PROBLEM DESCRIPTION: Tally the lines holding "name" and state only that figure.

[start]

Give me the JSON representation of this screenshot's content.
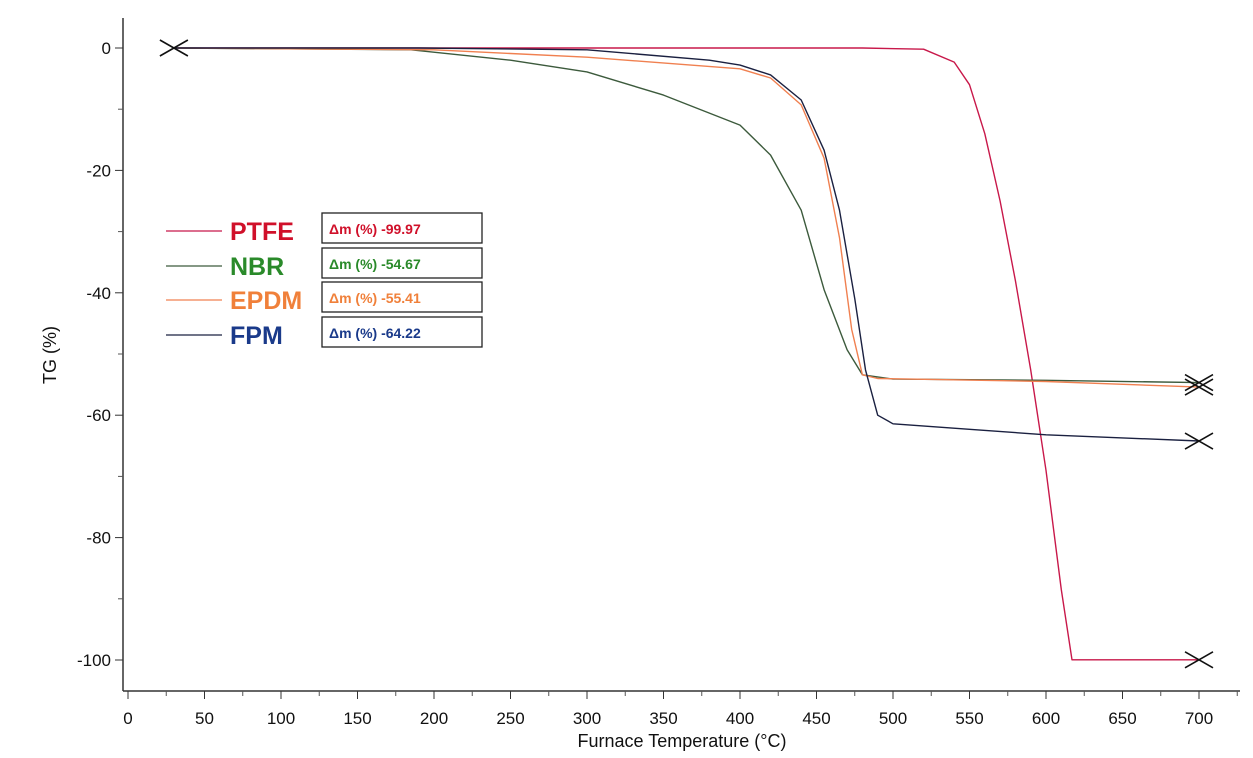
{
  "chart_data": {
    "type": "line",
    "title": "",
    "xlabel": "Furnace Temperature (°C)",
    "ylabel": "TG (%)",
    "xlim": [
      0,
      725
    ],
    "ylim": [
      -105,
      4
    ],
    "xticks": [
      0,
      50,
      100,
      150,
      200,
      250,
      300,
      350,
      400,
      450,
      500,
      550,
      600,
      650,
      700
    ],
    "yticks": [
      0,
      -20,
      -40,
      -60,
      -80,
      -100
    ],
    "grid": false,
    "legend_position": "upper-left",
    "series": [
      {
        "name": "PTFE",
        "label_color": "#d0102a",
        "line_color": "#c8184a",
        "delta_m_label": "Δm (%) -99.97",
        "delta_m": -99.97,
        "x": [
          30,
          200,
          400,
          480,
          520,
          540,
          550,
          560,
          570,
          580,
          590,
          600,
          610,
          617,
          700
        ],
        "y": [
          0,
          0,
          0,
          0,
          -0.2,
          -2.3,
          -6,
          -14,
          -25,
          -38,
          -52.6,
          -69,
          -88.5,
          -99.97,
          -99.97
        ]
      },
      {
        "name": "NBR",
        "label_color": "#2a8a2a",
        "line_color": "#3c5a3c",
        "delta_m_label": "Δm (%) -54.67",
        "delta_m": -54.67,
        "x": [
          30,
          185,
          250,
          300,
          350,
          400,
          420,
          440,
          455,
          470,
          480,
          500,
          600,
          700
        ],
        "y": [
          0,
          -0.3,
          -2,
          -3.9,
          -7.7,
          -12.6,
          -17.5,
          -26.5,
          -39.5,
          -49.3,
          -53.4,
          -54.1,
          -54.3,
          -54.67
        ]
      },
      {
        "name": "EPDM",
        "label_color": "#f0803a",
        "line_color": "#f08050",
        "delta_m_label": "Δm (%) -55.41",
        "delta_m": -55.41,
        "x": [
          30,
          200,
          300,
          400,
          420,
          440,
          455,
          465,
          473,
          480,
          490,
          600,
          700
        ],
        "y": [
          0,
          -0.3,
          -1.5,
          -3.4,
          -4.9,
          -9.3,
          -18,
          -31,
          -46,
          -53.4,
          -54,
          -54.5,
          -55.41
        ]
      },
      {
        "name": "FPM",
        "label_color": "#1a3a8a",
        "line_color": "#1a2040",
        "delta_m_label": "Δm (%) -64.22",
        "delta_m": -64.22,
        "x": [
          30,
          190,
          300,
          380,
          400,
          420,
          440,
          455,
          465,
          475,
          482,
          490,
          500,
          550,
          600,
          700
        ],
        "y": [
          0,
          0,
          -0.3,
          -2,
          -2.8,
          -4.4,
          -8.5,
          -16.7,
          -26.5,
          -41,
          -52.6,
          -60,
          -61.4,
          -62.3,
          -63.2,
          -64.22
        ]
      }
    ],
    "annotations": [
      {
        "type": "start-marker",
        "x": 30,
        "y": 0,
        "symbol": "×"
      },
      {
        "type": "end-marker",
        "x": 700,
        "y": -99.97,
        "symbol": "×"
      },
      {
        "type": "end-marker",
        "x": 700,
        "y": -54.67,
        "symbol": "×"
      },
      {
        "type": "end-marker",
        "x": 700,
        "y": -55.41,
        "symbol": "×"
      },
      {
        "type": "end-marker",
        "x": 700,
        "y": -64.22,
        "symbol": "×"
      }
    ]
  }
}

[end]

EXERCISE RESPONSE: 4